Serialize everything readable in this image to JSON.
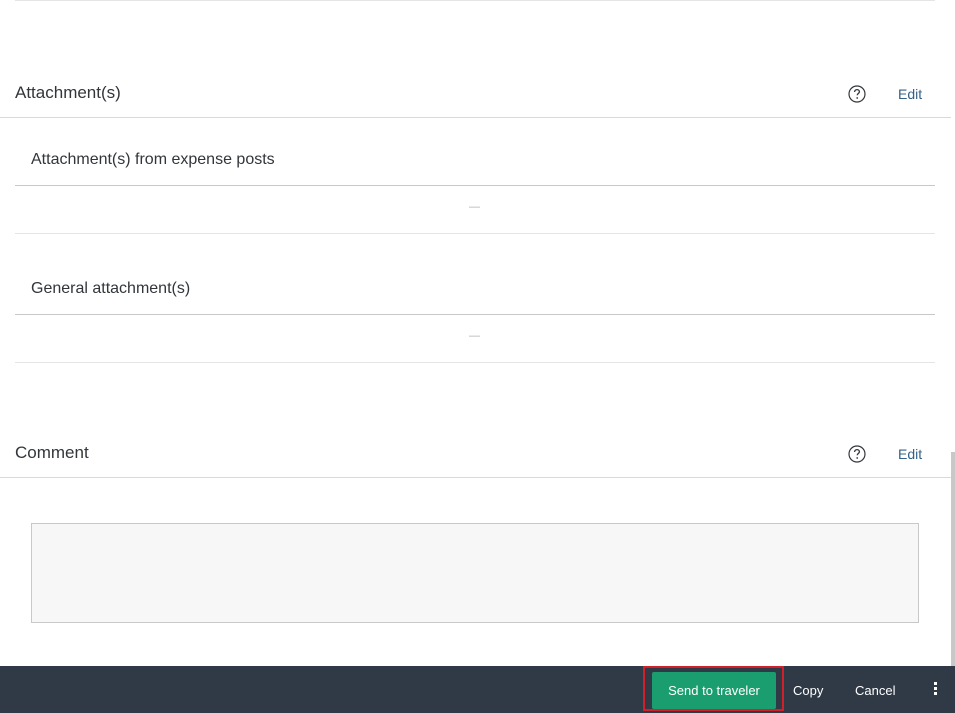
{
  "attachments_section": {
    "title": "Attachment(s)",
    "help_icon": "help-circle-icon",
    "edit_label": "Edit",
    "expense_posts": {
      "title": "Attachment(s) from expense posts",
      "empty_value": "—"
    },
    "general": {
      "title": "General attachment(s)",
      "empty_value": "—"
    }
  },
  "comment_section": {
    "title": "Comment",
    "help_icon": "help-circle-icon",
    "edit_label": "Edit",
    "value": ""
  },
  "footer": {
    "send_label": "Send to traveler",
    "copy_label": "Copy",
    "cancel_label": "Cancel",
    "more_icon": "vertical-dots-icon"
  },
  "colors": {
    "footer_bg": "#2f3a46",
    "send_button": "#1b9e6f",
    "highlight": "#d0202a",
    "link": "#346187"
  }
}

STATED GOAL: A faithful copy of the records above is needed, with the pictures left out.

RESPONSE FOR THIS EXERCISE:
Serialize everything readable in this image to JSON.
{
  "attachments_section": {
    "title": "Attachment(s)",
    "help_icon": "help-circle-icon",
    "edit_label": "Edit",
    "expense_posts": {
      "title": "Attachment(s) from expense posts",
      "empty_value": "—"
    },
    "general": {
      "title": "General attachment(s)",
      "empty_value": "—"
    }
  },
  "comment_section": {
    "title": "Comment",
    "help_icon": "help-circle-icon",
    "edit_label": "Edit",
    "value": ""
  },
  "footer": {
    "send_label": "Send to traveler",
    "copy_label": "Copy",
    "cancel_label": "Cancel",
    "more_icon": "vertical-dots-icon"
  },
  "colors": {
    "footer_bg": "#2f3a46",
    "send_button": "#1b9e6f",
    "highlight": "#d0202a",
    "link": "#346187"
  }
}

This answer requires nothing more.